**Data supplied:**
********

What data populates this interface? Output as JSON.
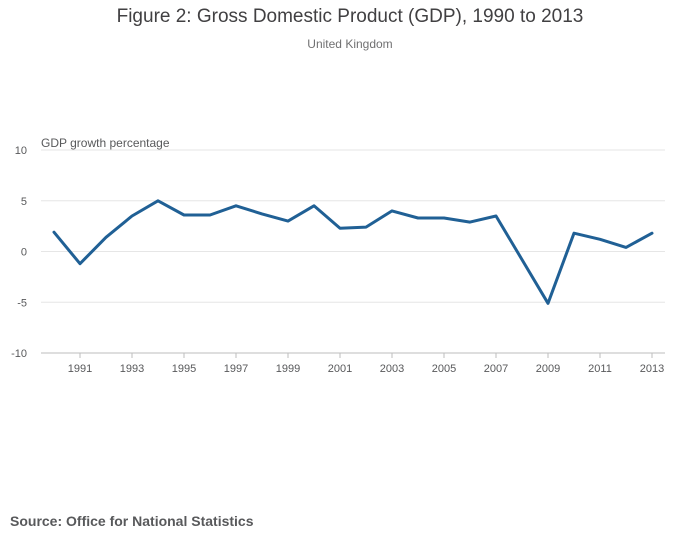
{
  "header": {
    "title": "Figure 2: Gross Domestic Product (GDP), 1990 to 2013",
    "subtitle": "United Kingdom"
  },
  "footer": {
    "source": "Source: Office for National Statistics"
  },
  "colors": {
    "line": "#206095",
    "grid": "#e6e6e6",
    "axis": "#bdbdbd"
  },
  "chart_data": {
    "type": "line",
    "title": "Figure 2: Gross Domestic Product (GDP), 1990 to 2013",
    "subtitle": "United Kingdom",
    "xlabel": "",
    "ylabel": "GDP growth percentage",
    "ylim": [
      -10,
      10
    ],
    "yticks": [
      10,
      5,
      0,
      -5,
      -10
    ],
    "ytick_labels": [
      "10",
      "5",
      "0",
      "-5",
      "-10"
    ],
    "xlim": [
      1990,
      2013
    ],
    "xticks": [
      1991,
      1993,
      1995,
      1997,
      1999,
      2001,
      2003,
      2005,
      2007,
      2009,
      2011,
      2013
    ],
    "xtick_labels": [
      "1991",
      "1993",
      "1995",
      "1997",
      "1999",
      "2001",
      "2003",
      "2005",
      "2007",
      "2009",
      "2011",
      "2013"
    ],
    "grid": true,
    "series": [
      {
        "name": "GDP growth",
        "x": [
          1990,
          1991,
          1992,
          1993,
          1994,
          1995,
          1996,
          1997,
          1998,
          1999,
          2000,
          2001,
          2002,
          2003,
          2004,
          2005,
          2006,
          2007,
          2008,
          2009,
          2010,
          2011,
          2012,
          2013
        ],
        "values": [
          1.9,
          -1.2,
          1.4,
          3.5,
          5.0,
          3.6,
          3.6,
          4.5,
          3.7,
          3.0,
          4.5,
          2.3,
          2.4,
          4.0,
          3.3,
          3.3,
          2.9,
          3.5,
          -0.8,
          -5.1,
          1.8,
          1.2,
          0.4,
          1.8
        ]
      }
    ]
  }
}
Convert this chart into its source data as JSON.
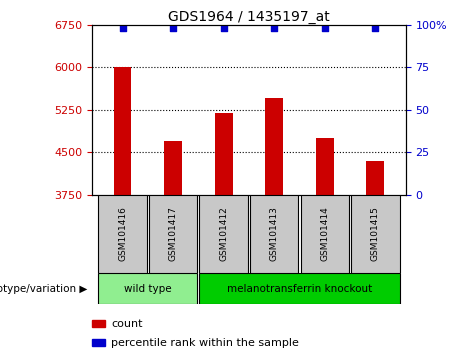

********

**Problem description:** Transcribe the records verbatim and omit the images.

**Expected answer:**
What data populates this interface? Output as JSON.
{
  "header": {
    "title": "Figure 2: Gross Domestic Product (GDP), 1990 to 2013",
    "subtitle": "United Kingdom"
  },
  "footer": {
    "source": "Source: Office for National Statistics"
  },
  "colors": {
    "line": "#206095",
    "grid": "#e6e6e6",
    "axis": "#bdbdbd"
  },
  "chart_data": {
    "type": "line",
    "title": "Figure 2: Gross Domestic Product (GDP), 1990 to 2013",
    "subtitle": "United Kingdom",
    "xlabel": "",
    "ylabel": "GDP growth percentage",
    "ylim": [
      -10,
      10
    ],
    "yticks": [
      10,
      5,
      0,
      -5,
      -10
    ],
    "ytick_labels": [
      "10",
      "5",
      "0",
      "-5",
      "-10"
    ],
    "xlim": [
      1990,
      2013
    ],
    "xticks": [
      1991,
      1993,
      1995,
      1997,
      1999,
      2001,
      2003,
      2005,
      2007,
      2009,
      2011,
      2013
    ],
    "xtick_labels": [
      "1991",
      "1993",
      "1995",
      "1997",
      "1999",
      "2001",
      "2003",
      "2005",
      "2007",
      "2009",
      "2011",
      "2013"
    ],
    "grid": true,
    "series": [
      {
        "name": "GDP growth",
        "x": [
          1990,
          1991,
          1992,
          1993,
          1994,
          1995,
          1996,
          1997,
          1998,
          1999,
          2000,
          2001,
          2002,
          2003,
          2004,
          2005,
          2006,
          2007,
          2008,
          2009,
          2010,
          2011,
          2012,
          2013
        ],
        "values": [
          1.9,
          -1.2,
          1.4,
          3.5,
          5.0,
          3.6,
          3.6,
          4.5,
          3.7,
          3.0,
          4.5,
          2.3,
          2.4,
          4.0,
          3.3,
          3.3,
          2.9,
          3.5,
          -0.8,
          -5.1,
          1.8,
          1.2,
          0.4,
          1.8
        ]
      }
    ]
  }
}
Convert this chart into its source data as JSON.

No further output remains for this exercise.